## Data rows

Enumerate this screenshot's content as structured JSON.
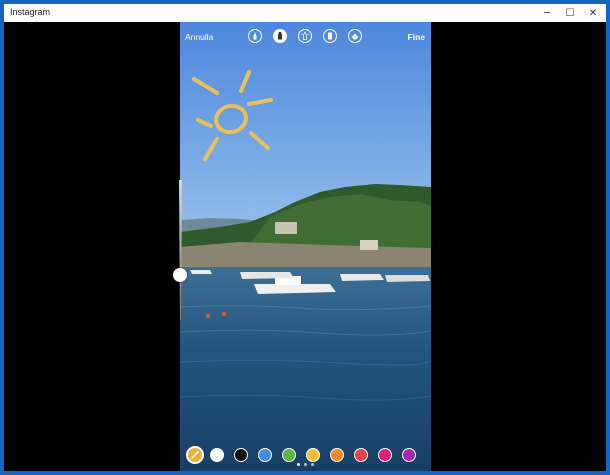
{
  "window": {
    "title": "Instagram",
    "minimize_glyph": "─",
    "maximize_glyph": "☐",
    "close_glyph": "✕"
  },
  "editor": {
    "cancel_label": "Annulla",
    "done_label": "Fine",
    "tools": [
      {
        "icon": "pen-marker-icon",
        "active": false
      },
      {
        "icon": "marker-icon",
        "active": true
      },
      {
        "icon": "neon-highlighter-icon",
        "active": false
      },
      {
        "icon": "chisel-marker-icon",
        "active": false
      },
      {
        "icon": "eraser-icon",
        "active": false
      }
    ],
    "brush_size_level": 0.63,
    "palette": [
      {
        "name": "eyedropper",
        "color": "#e6b23a",
        "selected": true
      },
      {
        "name": "white",
        "color": "#ffffff"
      },
      {
        "name": "black",
        "color": "#111111"
      },
      {
        "name": "blue",
        "color": "#3c8ee8"
      },
      {
        "name": "green",
        "color": "#5cb547"
      },
      {
        "name": "yellow",
        "color": "#f2c13b"
      },
      {
        "name": "orange",
        "color": "#f08a2b"
      },
      {
        "name": "red",
        "color": "#e8424c"
      },
      {
        "name": "magenta",
        "color": "#d5207c"
      },
      {
        "name": "purple",
        "color": "#a326b7"
      }
    ],
    "page_dots": 3,
    "active_page": 1,
    "drawing_color": "#e9c15a"
  }
}
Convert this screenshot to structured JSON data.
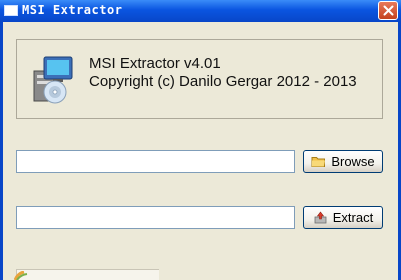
{
  "window": {
    "title": "MSI Extractor"
  },
  "info": {
    "line1": "MSI Extractor v4.01",
    "line2": "Copyright (c) Danilo Gergar 2012 - 2013"
  },
  "source_path": {
    "value": ""
  },
  "target_path": {
    "value": ""
  },
  "buttons": {
    "browse_label": "Browse",
    "extract_label": "Extract"
  },
  "icons": {
    "app": "installer-package-icon",
    "browse": "folder-icon",
    "extract": "extract-icon",
    "close": "close-icon"
  },
  "colors": {
    "titlebar": "#0a55e0",
    "close_button": "#d2532c",
    "window_background": "#ece9d8"
  }
}
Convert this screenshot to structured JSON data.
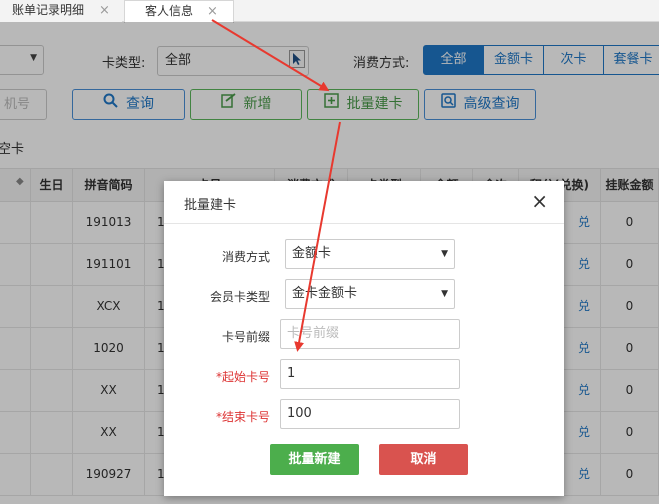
{
  "tabs": [
    {
      "label": "账单记录明细",
      "close": "×"
    },
    {
      "label": "客人信息",
      "close": "×"
    }
  ],
  "filters": {
    "card_type_label": "卡类型:",
    "card_type_value": "全部",
    "consume_label": "消费方式:",
    "consume_options": [
      "全部",
      "金额卡",
      "次卡",
      "套餐卡"
    ],
    "consume_selected": "全部"
  },
  "actions": {
    "left_input_placeholder": "机号",
    "query": "查询",
    "add": "新增",
    "batch": "批量建卡",
    "advanced": "高级查询"
  },
  "section_label": "空卡",
  "table": {
    "headers": [
      "生日",
      "拼音简码",
      "卡号",
      "消费方式",
      "卡类型",
      "余额",
      "余次",
      "积分(兑换)",
      "挂账金额"
    ],
    "rows": [
      {
        "pinyin": "191013",
        "card": "1",
        "exchange": "兑",
        "credit": "0"
      },
      {
        "pinyin": "191101",
        "card": "1",
        "exchange": "兑",
        "credit": "0"
      },
      {
        "pinyin": "XCX",
        "card": "1",
        "exchange": "兑",
        "credit": "0"
      },
      {
        "pinyin": "1020",
        "card": "1",
        "exchange": "兑",
        "credit": "0"
      },
      {
        "pinyin": "XX",
        "card": "1",
        "exchange": "兑",
        "credit": "0"
      },
      {
        "pinyin": "XX",
        "card": "1",
        "exchange": "兑",
        "credit": "0"
      },
      {
        "pinyin": "190927",
        "card": "1",
        "exchange": "兑",
        "credit": "0"
      }
    ]
  },
  "modal": {
    "title": "批量建卡",
    "close": "×",
    "fields": {
      "consume_label": "消费方式",
      "consume_value": "金额卡",
      "member_type_label": "会员卡类型",
      "member_type_value": "金卡金额卡",
      "prefix_label": "卡号前缀",
      "prefix_placeholder": "卡号前缀",
      "start_label": "*起始卡号",
      "start_value": "1",
      "end_label": "*结束卡号",
      "end_value": "100"
    },
    "ok": "批量新建",
    "cancel": "取消"
  },
  "colors": {
    "primary": "#1f78c8",
    "success": "#4cae4c",
    "danger": "#d9534f",
    "annotation": "#e8392f"
  }
}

## Directions for this task
Check each line above for the string "pinyin" and show the ones that have it.

## Result of the exercise
        "pinyin": "191013",
        "pinyin": "191101",
        "pinyin": "XCX",
        "pinyin": "1020",
        "pinyin": "XX",
        "pinyin": "XX",
        "pinyin": "190927",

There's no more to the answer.